#### [Objective]
Extract all lines from the data beneath that include the word "prática".

#### [Dataset entries]
----
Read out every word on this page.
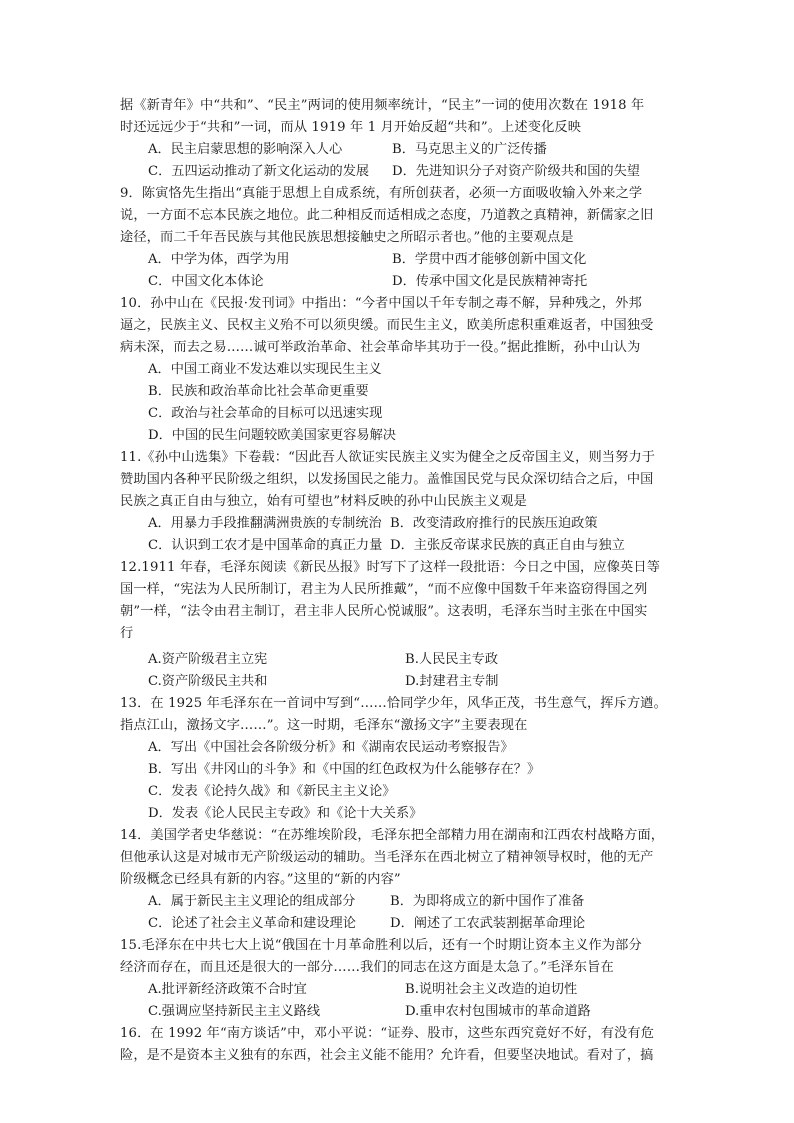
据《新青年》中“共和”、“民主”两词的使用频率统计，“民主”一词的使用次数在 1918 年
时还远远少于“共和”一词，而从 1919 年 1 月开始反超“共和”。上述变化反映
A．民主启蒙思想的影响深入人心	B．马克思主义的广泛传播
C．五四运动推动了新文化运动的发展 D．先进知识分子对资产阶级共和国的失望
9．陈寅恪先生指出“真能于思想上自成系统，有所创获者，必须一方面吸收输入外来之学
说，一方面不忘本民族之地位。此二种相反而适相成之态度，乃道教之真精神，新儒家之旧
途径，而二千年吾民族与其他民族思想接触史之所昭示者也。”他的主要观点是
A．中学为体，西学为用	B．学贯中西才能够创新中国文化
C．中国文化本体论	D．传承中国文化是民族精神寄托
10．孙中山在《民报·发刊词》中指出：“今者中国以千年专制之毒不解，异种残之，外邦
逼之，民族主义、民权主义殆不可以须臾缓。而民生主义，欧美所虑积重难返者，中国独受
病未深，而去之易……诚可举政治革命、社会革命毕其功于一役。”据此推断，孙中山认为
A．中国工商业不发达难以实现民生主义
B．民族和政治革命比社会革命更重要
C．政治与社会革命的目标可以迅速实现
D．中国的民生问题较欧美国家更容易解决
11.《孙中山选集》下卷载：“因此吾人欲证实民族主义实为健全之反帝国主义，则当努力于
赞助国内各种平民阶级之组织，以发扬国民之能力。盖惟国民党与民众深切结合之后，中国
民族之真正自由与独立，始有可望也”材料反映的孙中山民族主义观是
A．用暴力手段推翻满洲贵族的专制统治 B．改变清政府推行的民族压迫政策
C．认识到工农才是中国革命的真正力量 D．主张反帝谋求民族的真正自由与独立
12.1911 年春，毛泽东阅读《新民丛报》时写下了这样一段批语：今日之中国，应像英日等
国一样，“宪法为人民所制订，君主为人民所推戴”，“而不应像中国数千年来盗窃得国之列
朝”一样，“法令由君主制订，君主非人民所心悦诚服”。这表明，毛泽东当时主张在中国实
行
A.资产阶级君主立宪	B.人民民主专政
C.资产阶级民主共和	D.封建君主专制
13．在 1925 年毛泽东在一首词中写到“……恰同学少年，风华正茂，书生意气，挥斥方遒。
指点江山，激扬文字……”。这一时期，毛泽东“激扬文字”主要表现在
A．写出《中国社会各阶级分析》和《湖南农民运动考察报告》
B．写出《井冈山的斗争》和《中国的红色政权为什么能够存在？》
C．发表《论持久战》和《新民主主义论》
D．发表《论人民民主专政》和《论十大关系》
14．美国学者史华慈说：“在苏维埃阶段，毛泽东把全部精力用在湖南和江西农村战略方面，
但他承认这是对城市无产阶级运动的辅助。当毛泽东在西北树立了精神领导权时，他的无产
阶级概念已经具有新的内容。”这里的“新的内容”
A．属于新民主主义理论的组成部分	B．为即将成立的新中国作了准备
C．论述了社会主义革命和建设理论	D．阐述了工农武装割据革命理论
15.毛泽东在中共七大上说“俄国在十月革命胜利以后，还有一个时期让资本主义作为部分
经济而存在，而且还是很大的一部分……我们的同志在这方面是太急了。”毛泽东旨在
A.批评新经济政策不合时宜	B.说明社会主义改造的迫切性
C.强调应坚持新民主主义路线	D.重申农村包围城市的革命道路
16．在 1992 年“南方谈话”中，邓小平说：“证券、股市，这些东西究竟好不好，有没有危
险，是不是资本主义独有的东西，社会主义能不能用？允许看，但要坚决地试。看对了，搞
----
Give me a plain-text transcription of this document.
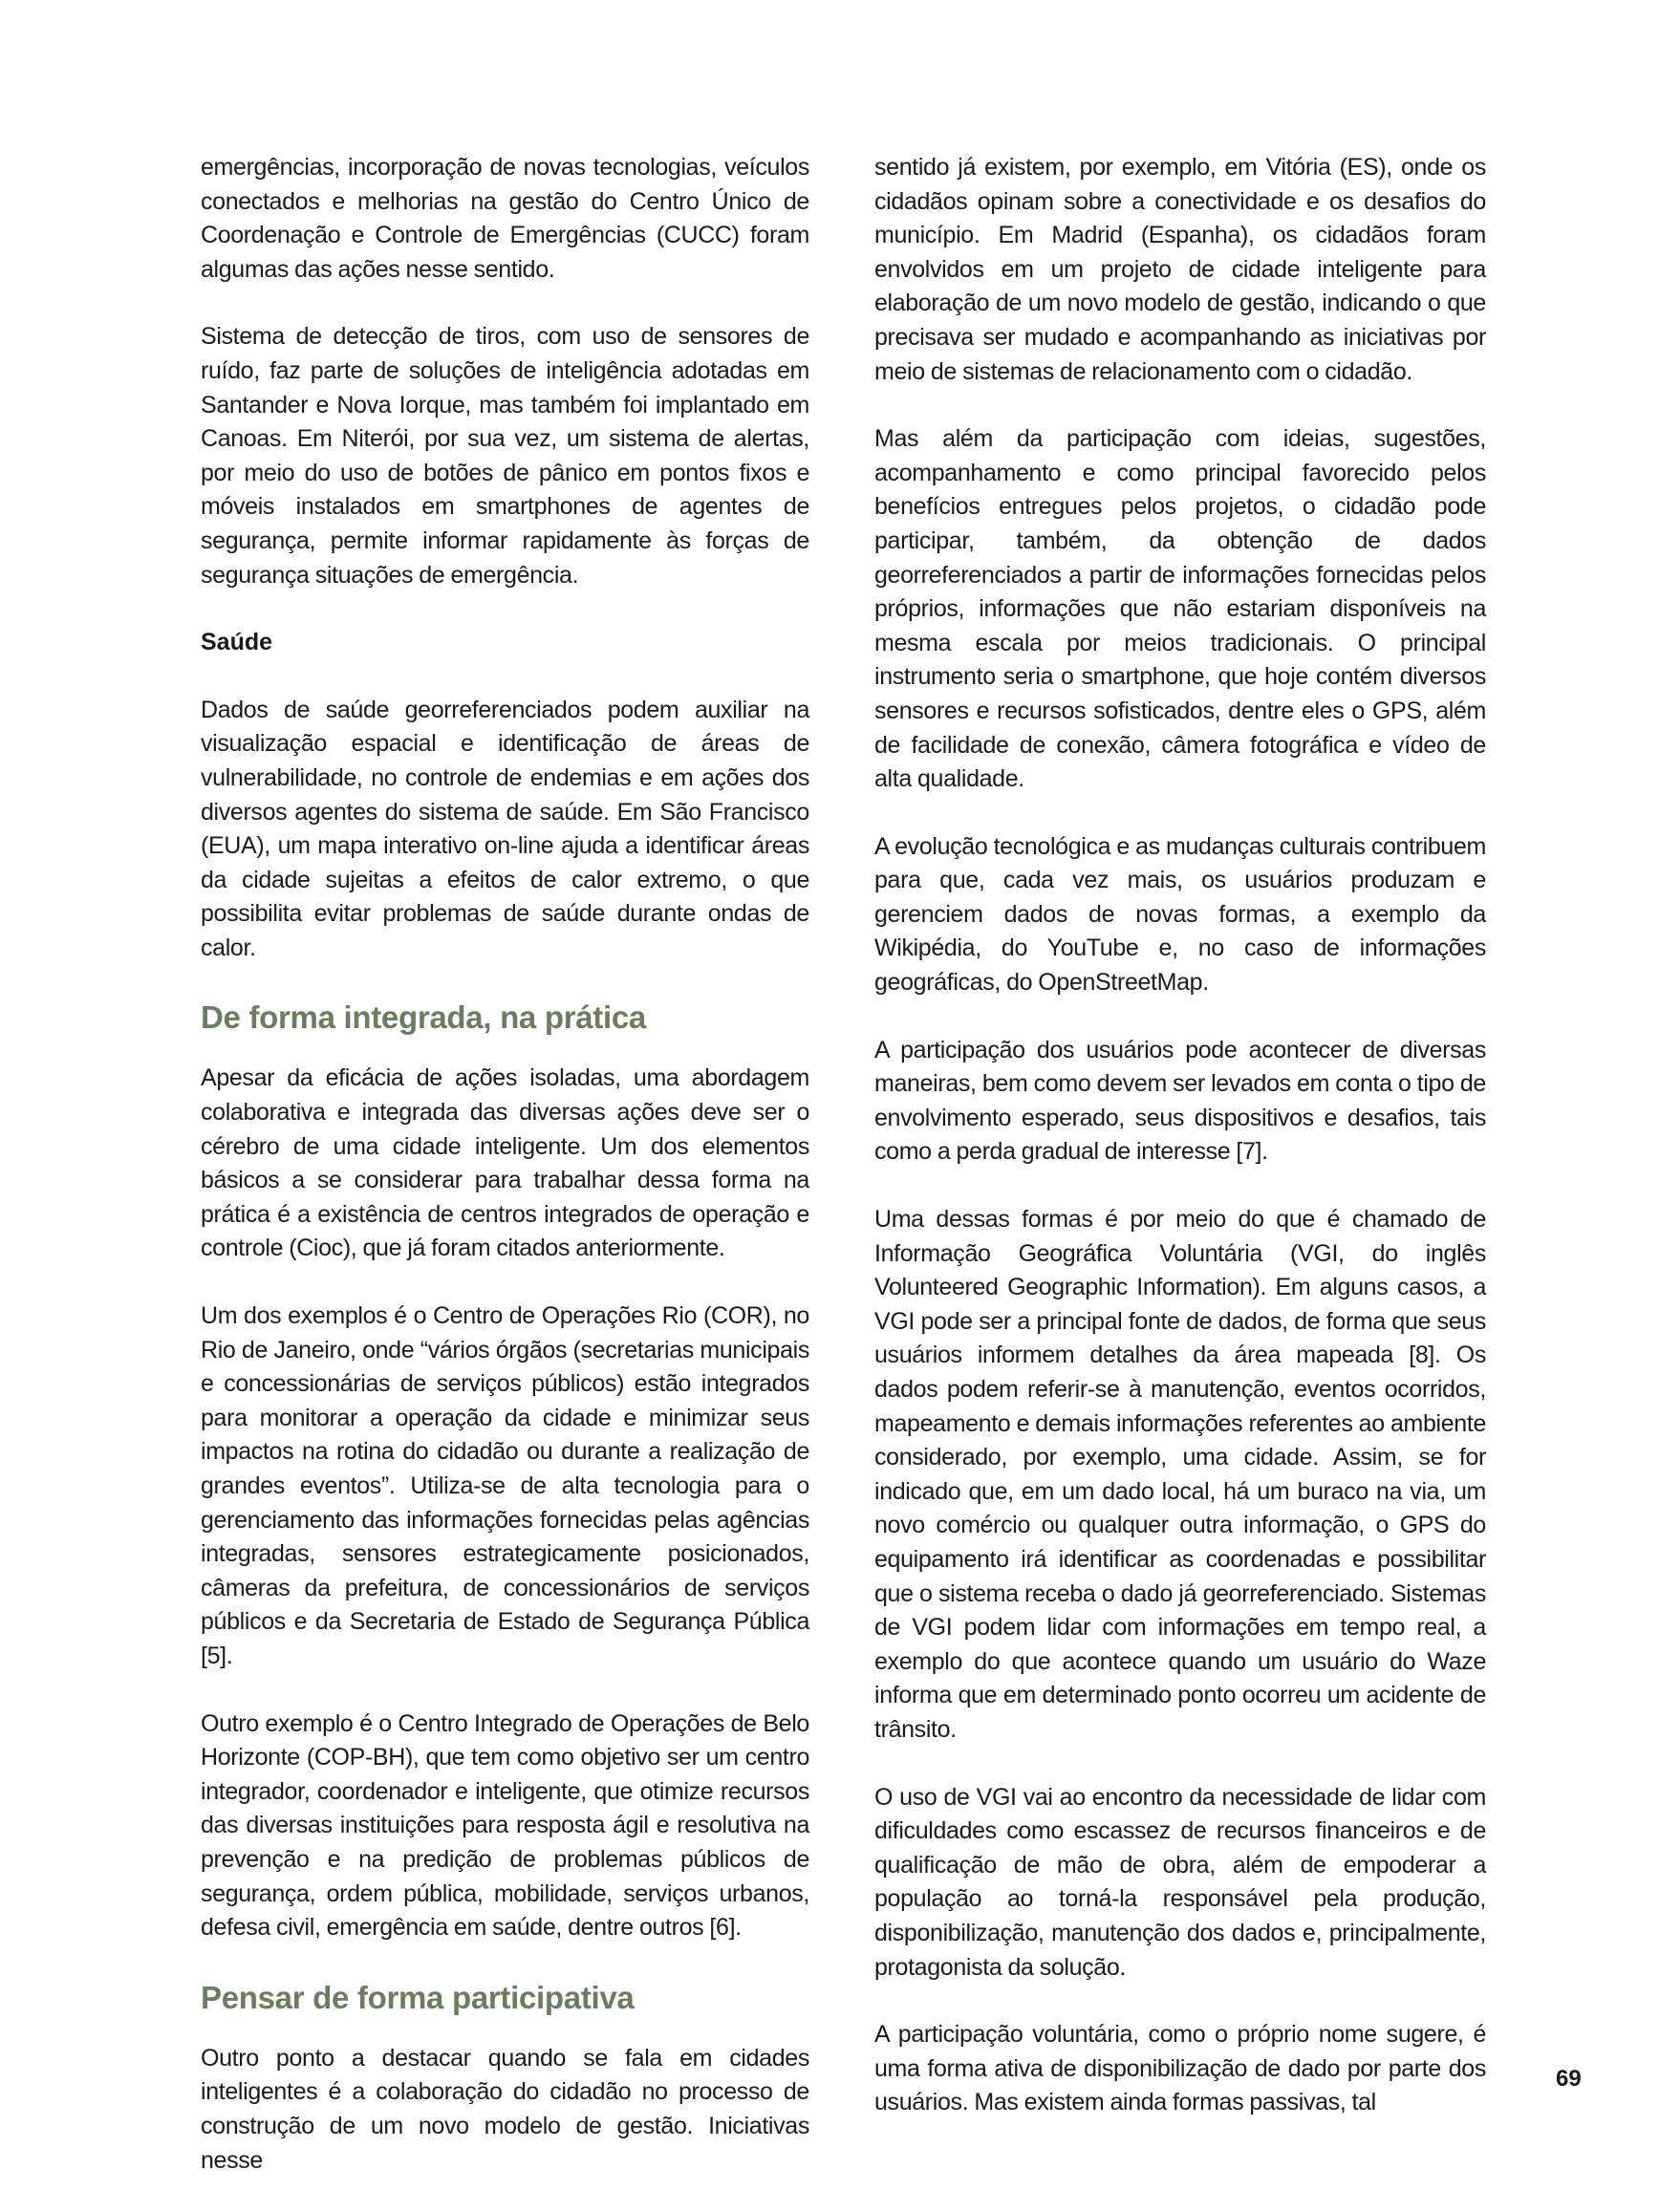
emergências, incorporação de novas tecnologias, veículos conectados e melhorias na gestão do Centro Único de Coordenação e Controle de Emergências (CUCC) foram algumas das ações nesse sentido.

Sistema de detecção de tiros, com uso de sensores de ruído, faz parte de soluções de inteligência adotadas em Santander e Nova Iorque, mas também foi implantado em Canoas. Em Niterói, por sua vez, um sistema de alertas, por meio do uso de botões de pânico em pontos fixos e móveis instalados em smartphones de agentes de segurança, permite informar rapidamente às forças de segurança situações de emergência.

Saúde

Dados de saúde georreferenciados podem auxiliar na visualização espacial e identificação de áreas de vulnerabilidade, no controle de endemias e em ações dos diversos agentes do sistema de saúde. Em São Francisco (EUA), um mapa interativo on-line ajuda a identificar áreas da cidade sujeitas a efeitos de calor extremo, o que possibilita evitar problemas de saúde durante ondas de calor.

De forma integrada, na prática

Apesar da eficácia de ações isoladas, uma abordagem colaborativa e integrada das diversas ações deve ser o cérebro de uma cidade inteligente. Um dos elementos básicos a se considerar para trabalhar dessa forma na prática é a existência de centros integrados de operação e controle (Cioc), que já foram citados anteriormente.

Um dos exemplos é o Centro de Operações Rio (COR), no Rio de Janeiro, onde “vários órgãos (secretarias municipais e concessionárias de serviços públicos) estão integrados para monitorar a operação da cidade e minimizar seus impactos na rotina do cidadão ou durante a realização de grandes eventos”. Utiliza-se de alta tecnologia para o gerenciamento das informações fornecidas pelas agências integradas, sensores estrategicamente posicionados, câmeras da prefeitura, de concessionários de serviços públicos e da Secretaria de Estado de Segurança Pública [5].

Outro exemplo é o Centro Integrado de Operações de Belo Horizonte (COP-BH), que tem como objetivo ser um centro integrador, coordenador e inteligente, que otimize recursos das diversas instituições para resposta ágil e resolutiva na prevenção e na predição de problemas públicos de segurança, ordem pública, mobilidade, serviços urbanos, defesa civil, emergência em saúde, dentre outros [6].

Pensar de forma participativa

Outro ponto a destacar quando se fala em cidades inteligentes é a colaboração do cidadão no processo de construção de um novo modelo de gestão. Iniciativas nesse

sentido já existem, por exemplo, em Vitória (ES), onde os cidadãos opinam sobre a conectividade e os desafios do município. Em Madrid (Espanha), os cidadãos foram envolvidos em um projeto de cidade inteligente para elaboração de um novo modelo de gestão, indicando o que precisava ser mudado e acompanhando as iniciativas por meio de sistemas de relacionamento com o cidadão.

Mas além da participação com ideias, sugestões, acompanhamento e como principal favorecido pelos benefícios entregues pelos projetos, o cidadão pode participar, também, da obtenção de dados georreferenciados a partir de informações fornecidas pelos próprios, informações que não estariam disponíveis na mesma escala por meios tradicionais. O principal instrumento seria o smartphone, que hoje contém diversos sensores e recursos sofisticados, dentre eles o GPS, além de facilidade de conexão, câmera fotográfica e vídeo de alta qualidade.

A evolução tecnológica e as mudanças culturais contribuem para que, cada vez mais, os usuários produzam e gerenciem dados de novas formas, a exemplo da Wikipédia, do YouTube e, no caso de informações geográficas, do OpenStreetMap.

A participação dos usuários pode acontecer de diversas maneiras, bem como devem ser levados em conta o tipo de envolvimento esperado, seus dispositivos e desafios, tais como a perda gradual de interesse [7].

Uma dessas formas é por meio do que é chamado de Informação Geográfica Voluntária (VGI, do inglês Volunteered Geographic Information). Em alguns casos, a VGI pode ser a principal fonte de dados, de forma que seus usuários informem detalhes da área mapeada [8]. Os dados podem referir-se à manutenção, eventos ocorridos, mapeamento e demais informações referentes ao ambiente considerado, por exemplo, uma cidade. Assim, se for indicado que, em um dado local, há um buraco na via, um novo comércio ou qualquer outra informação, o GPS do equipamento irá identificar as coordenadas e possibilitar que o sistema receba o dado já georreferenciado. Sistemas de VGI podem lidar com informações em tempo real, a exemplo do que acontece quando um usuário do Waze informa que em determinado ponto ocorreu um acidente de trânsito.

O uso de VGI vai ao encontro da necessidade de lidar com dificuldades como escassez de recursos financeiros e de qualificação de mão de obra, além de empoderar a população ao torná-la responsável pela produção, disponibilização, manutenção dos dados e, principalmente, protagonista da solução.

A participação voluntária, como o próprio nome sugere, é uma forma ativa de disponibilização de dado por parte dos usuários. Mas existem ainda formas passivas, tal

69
----
#### [Final answer]
De forma integrada, na prática
Apesar da eficácia de ações isoladas, uma abordagem colaborativa e integrada das diversas ações deve ser o cérebro de uma cidade inteligente. Um dos elementos básicos a se considerar para trabalhar dessa forma na prática é a existência de centros integrados de operação e controle (Cioc), que já foram citados anteriormente.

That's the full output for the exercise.